_Problem_:
Note each line that includes the word "JSON". Copy those lines.

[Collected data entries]
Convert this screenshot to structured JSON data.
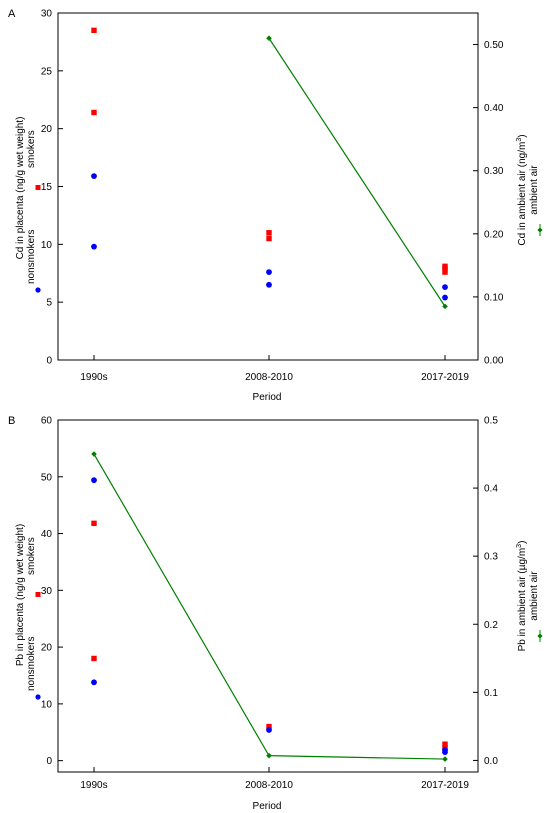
{
  "chart_data": [
    {
      "panel_label": "A",
      "type": "scatter",
      "categories": [
        "1990s",
        "2008-2010",
        "2017-2019"
      ],
      "xlabel": "Period",
      "ylabel_left": "Cd in placenta (ng/g wet weight)",
      "ylabel_right_prefix": "Cd in ambient air (ng/m",
      "ylabel_right_sup": "3",
      "ylabel_right_suffix": ")",
      "ylim_left": [
        0,
        30
      ],
      "yticks_left": [
        0,
        5,
        10,
        15,
        20,
        25,
        30
      ],
      "ylim_right": [
        0,
        0.55
      ],
      "yticks_right": [
        "0.00",
        "0.10",
        "0.20",
        "0.30",
        "0.40",
        "0.50"
      ],
      "legend": {
        "smokers": "smokers",
        "nonsmokers": "nonsmokers",
        "ambient": "ambient air"
      },
      "colors": {
        "smokers": "#ff0000",
        "nonsmokers": "#0000ff",
        "ambient": "#008000"
      },
      "series": [
        {
          "name": "smokers",
          "axis": "left",
          "marker": "square",
          "points": [
            [
              0,
              28.5
            ],
            [
              0,
              21.4
            ],
            [
              1,
              11.0
            ],
            [
              1,
              10.5
            ],
            [
              2,
              8.1
            ],
            [
              2,
              7.9
            ],
            [
              2,
              7.6
            ]
          ]
        },
        {
          "name": "nonsmokers",
          "axis": "left",
          "marker": "circle",
          "points": [
            [
              0,
              15.9
            ],
            [
              0,
              9.8
            ],
            [
              1,
              7.6
            ],
            [
              1,
              6.5
            ],
            [
              2,
              6.3
            ],
            [
              2,
              5.4
            ]
          ]
        },
        {
          "name": "ambient air",
          "axis": "right",
          "marker": "diamond-line",
          "points": [
            [
              1,
              0.51
            ],
            [
              2,
              0.085
            ]
          ]
        }
      ]
    },
    {
      "panel_label": "B",
      "type": "scatter",
      "categories": [
        "1990s",
        "2008-2010",
        "2017-2019"
      ],
      "xlabel": "Period",
      "ylabel_left": "Pb in placenta (ng/g wet weight)",
      "ylabel_right_prefix": "Pb in ambient air (µg/m",
      "ylabel_right_sup": "3",
      "ylabel_right_suffix": ")",
      "ylim_left": [
        -2,
        60
      ],
      "yticks_left": [
        0,
        10,
        20,
        30,
        40,
        50,
        60
      ],
      "ylim_right": [
        -0.017,
        0.5
      ],
      "yticks_right": [
        "0.0",
        "0.1",
        "0.2",
        "0.3",
        "0.4",
        "0.5"
      ],
      "legend": {
        "smokers": "smokers",
        "nonsmokers": "nonsmokers",
        "ambient": "ambient air"
      },
      "colors": {
        "smokers": "#ff0000",
        "nonsmokers": "#0000ff",
        "ambient": "#008000"
      },
      "series": [
        {
          "name": "smokers",
          "axis": "left",
          "marker": "square",
          "points": [
            [
              0,
              41.8
            ],
            [
              0,
              18.0
            ],
            [
              1,
              6.0
            ],
            [
              2,
              2.9
            ],
            [
              2,
              2.3
            ]
          ]
        },
        {
          "name": "nonsmokers",
          "axis": "left",
          "marker": "circle",
          "points": [
            [
              0,
              49.4
            ],
            [
              0,
              13.8
            ],
            [
              1,
              5.4
            ],
            [
              2,
              1.9
            ],
            [
              2,
              1.5
            ]
          ]
        },
        {
          "name": "ambient air",
          "axis": "right",
          "marker": "diamond-line",
          "points": [
            [
              0,
              0.45
            ],
            [
              1,
              0.007
            ],
            [
              2,
              0.002
            ]
          ]
        }
      ]
    }
  ]
}
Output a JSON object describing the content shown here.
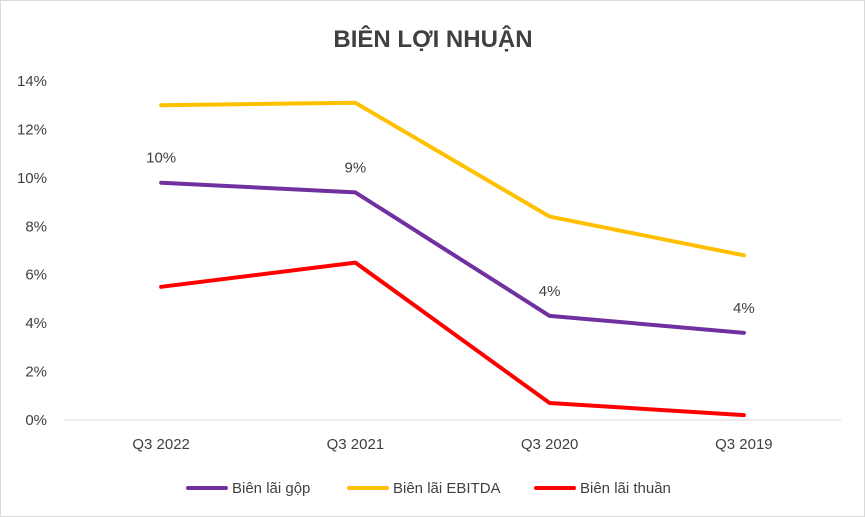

_Task output_:
Convert this screenshot to structured JSON data.
Output a JSON object describing the content shown here.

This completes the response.